** BEGIN **

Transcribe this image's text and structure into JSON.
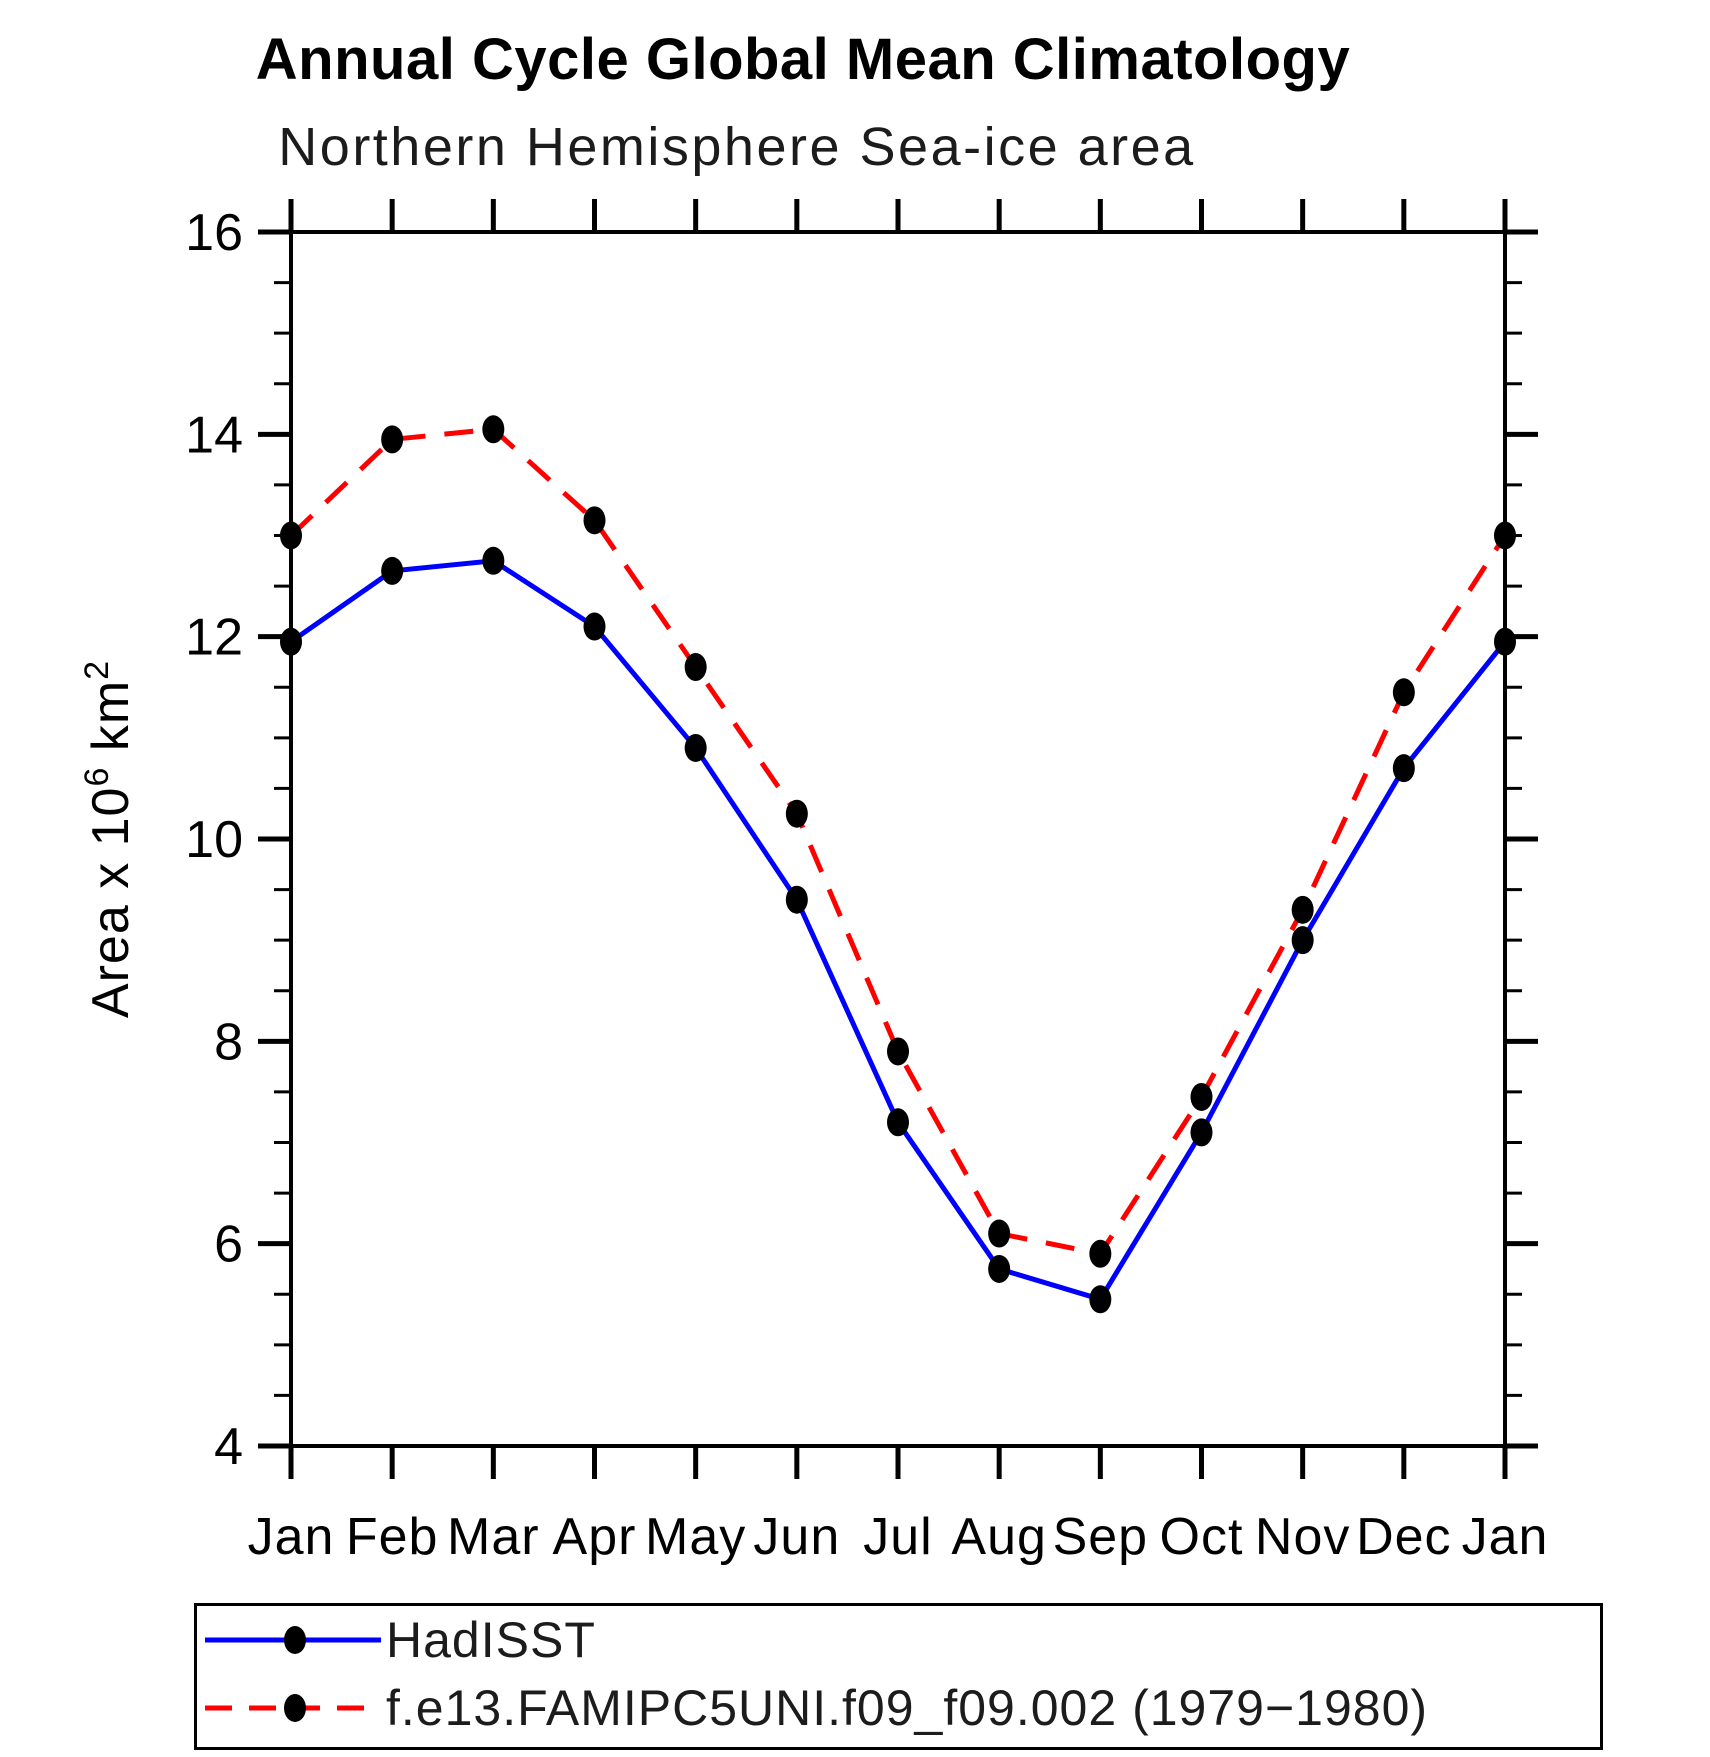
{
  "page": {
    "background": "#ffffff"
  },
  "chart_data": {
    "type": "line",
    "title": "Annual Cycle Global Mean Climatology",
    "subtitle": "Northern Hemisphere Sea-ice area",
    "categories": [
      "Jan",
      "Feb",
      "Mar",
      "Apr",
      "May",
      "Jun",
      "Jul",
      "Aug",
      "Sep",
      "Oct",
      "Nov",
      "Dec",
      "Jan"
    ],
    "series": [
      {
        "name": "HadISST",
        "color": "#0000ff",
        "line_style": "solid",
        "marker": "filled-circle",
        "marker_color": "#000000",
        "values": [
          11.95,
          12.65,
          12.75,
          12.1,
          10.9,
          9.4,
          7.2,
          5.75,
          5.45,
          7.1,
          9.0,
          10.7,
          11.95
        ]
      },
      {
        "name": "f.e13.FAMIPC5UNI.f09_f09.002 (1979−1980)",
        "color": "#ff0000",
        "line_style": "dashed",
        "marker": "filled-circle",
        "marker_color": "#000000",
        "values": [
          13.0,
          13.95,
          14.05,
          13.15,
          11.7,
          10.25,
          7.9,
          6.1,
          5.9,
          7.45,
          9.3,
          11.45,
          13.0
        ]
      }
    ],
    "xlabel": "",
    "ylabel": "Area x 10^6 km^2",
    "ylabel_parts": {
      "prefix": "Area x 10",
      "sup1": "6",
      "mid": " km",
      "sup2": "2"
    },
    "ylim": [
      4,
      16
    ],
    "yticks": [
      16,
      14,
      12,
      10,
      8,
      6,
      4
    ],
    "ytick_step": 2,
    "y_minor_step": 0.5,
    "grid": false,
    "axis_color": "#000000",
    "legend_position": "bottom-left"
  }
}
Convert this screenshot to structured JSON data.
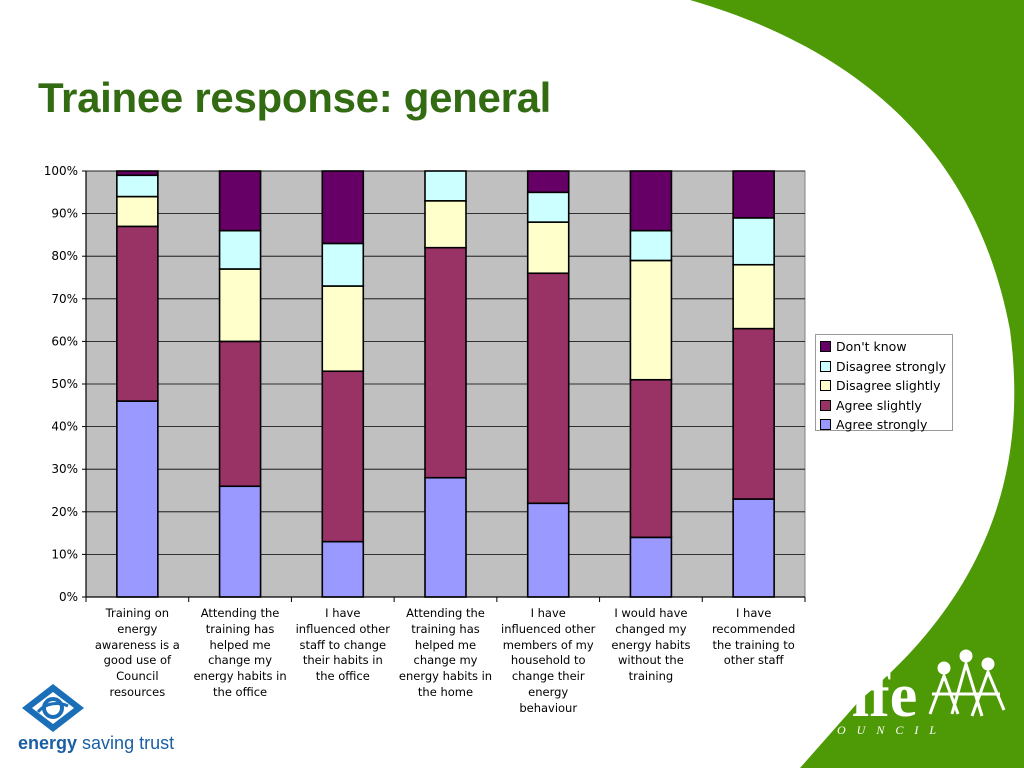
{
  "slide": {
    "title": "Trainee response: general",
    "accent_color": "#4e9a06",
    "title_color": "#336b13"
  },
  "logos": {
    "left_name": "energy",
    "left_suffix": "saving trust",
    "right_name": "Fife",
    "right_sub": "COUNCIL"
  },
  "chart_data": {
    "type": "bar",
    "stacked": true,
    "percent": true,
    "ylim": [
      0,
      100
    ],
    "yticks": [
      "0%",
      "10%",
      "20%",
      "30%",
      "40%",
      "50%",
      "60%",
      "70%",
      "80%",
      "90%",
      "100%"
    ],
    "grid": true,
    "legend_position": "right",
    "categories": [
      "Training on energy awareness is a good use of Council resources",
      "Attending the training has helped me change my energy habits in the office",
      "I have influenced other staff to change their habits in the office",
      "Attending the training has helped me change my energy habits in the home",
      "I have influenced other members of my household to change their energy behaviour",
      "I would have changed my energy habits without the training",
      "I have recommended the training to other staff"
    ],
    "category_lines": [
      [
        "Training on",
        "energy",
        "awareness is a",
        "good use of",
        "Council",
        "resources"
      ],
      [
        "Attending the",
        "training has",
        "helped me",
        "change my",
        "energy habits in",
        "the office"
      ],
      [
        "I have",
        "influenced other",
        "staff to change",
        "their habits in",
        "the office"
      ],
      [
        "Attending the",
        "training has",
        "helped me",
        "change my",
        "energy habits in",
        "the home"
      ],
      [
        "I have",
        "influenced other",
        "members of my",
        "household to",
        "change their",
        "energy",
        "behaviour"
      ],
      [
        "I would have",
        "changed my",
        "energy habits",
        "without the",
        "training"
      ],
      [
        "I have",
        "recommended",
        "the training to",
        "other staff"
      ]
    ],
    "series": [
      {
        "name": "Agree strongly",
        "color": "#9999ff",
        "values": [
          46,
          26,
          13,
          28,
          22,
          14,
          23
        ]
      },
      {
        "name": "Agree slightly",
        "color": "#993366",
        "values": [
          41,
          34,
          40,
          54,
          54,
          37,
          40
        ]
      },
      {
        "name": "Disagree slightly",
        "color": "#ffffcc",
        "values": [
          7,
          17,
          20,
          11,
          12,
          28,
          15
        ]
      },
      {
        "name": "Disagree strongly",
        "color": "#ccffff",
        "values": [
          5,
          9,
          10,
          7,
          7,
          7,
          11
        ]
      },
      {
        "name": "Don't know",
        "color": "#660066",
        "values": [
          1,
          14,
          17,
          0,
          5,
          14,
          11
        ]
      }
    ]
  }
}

** END **

EXERCISE GOAL: Verbatim reproduction of every record is required; images are left out.

COMPLETED TASK:
Transcribe this image's text and structure into JSON.
{
  "page": {
    "background": "#ffffff"
  },
  "chart_data": {
    "type": "line",
    "title": "Annual Cycle Global Mean Climatology",
    "subtitle": "Northern Hemisphere Sea-ice area",
    "categories": [
      "Jan",
      "Feb",
      "Mar",
      "Apr",
      "May",
      "Jun",
      "Jul",
      "Aug",
      "Sep",
      "Oct",
      "Nov",
      "Dec",
      "Jan"
    ],
    "series": [
      {
        "name": "HadISST",
        "color": "#0000ff",
        "line_style": "solid",
        "marker": "filled-circle",
        "marker_color": "#000000",
        "values": [
          11.95,
          12.65,
          12.75,
          12.1,
          10.9,
          9.4,
          7.2,
          5.75,
          5.45,
          7.1,
          9.0,
          10.7,
          11.95
        ]
      },
      {
        "name": "f.e13.FAMIPC5UNI.f09_f09.002 (1979−1980)",
        "color": "#ff0000",
        "line_style": "dashed",
        "marker": "filled-circle",
        "marker_color": "#000000",
        "values": [
          13.0,
          13.95,
          14.05,
          13.15,
          11.7,
          10.25,
          7.9,
          6.1,
          5.9,
          7.45,
          9.3,
          11.45,
          13.0
        ]
      }
    ],
    "xlabel": "",
    "ylabel": "Area x 10^6 km^2",
    "ylabel_parts": {
      "prefix": "Area x 10",
      "sup1": "6",
      "mid": " km",
      "sup2": "2"
    },
    "ylim": [
      4,
      16
    ],
    "yticks": [
      16,
      14,
      12,
      10,
      8,
      6,
      4
    ],
    "ytick_step": 2,
    "y_minor_step": 0.5,
    "grid": false,
    "axis_color": "#000000",
    "legend_position": "bottom-left"
  }
}
Convert this screenshot to structured JSON data.
{
  "slide": {
    "title": "Trainee response: general",
    "accent_color": "#4e9a06",
    "title_color": "#336b13"
  },
  "logos": {
    "left_name": "energy",
    "left_suffix": "saving trust",
    "right_name": "Fife",
    "right_sub": "COUNCIL"
  },
  "chart_data": {
    "type": "bar",
    "stacked": true,
    "percent": true,
    "ylim": [
      0,
      100
    ],
    "yticks": [
      "0%",
      "10%",
      "20%",
      "30%",
      "40%",
      "50%",
      "60%",
      "70%",
      "80%",
      "90%",
      "100%"
    ],
    "grid": true,
    "legend_position": "right",
    "categories": [
      "Training on energy awareness is a good use of Council resources",
      "Attending the training has helped me change my energy habits in the office",
      "I have influenced other staff to change their habits in the office",
      "Attending the training has helped me change my energy habits in the home",
      "I have influenced other members of my household to change their energy behaviour",
      "I would have changed my energy habits without the training",
      "I have recommended the training to other staff"
    ],
    "category_lines": [
      [
        "Training on",
        "energy",
        "awareness is a",
        "good use of",
        "Council",
        "resources"
      ],
      [
        "Attending the",
        "training has",
        "helped me",
        "change my",
        "energy habits in",
        "the office"
      ],
      [
        "I have",
        "influenced other",
        "staff to change",
        "their habits in",
        "the office"
      ],
      [
        "Attending the",
        "training has",
        "helped me",
        "change my",
        "energy habits in",
        "the home"
      ],
      [
        "I have",
        "influenced other",
        "members of my",
        "household to",
        "change their",
        "energy",
        "behaviour"
      ],
      [
        "I would have",
        "changed my",
        "energy habits",
        "without the",
        "training"
      ],
      [
        "I have",
        "recommended",
        "the training to",
        "other staff"
      ]
    ],
    "series": [
      {
        "name": "Agree strongly",
        "color": "#9999ff",
        "values": [
          46,
          26,
          13,
          28,
          22,
          14,
          23
        ]
      },
      {
        "name": "Agree slightly",
        "color": "#993366",
        "values": [
          41,
          34,
          40,
          54,
          54,
          37,
          40
        ]
      },
      {
        "name": "Disagree slightly",
        "color": "#ffffcc",
        "values": [
          7,
          17,
          20,
          11,
          12,
          28,
          15
        ]
      },
      {
        "name": "Disagree strongly",
        "color": "#ccffff",
        "values": [
          5,
          9,
          10,
          7,
          7,
          7,
          11
        ]
      },
      {
        "name": "Don't know",
        "color": "#660066",
        "values": [
          1,
          14,
          17,
          0,
          5,
          14,
          11
        ]
      }
    ]
  }
}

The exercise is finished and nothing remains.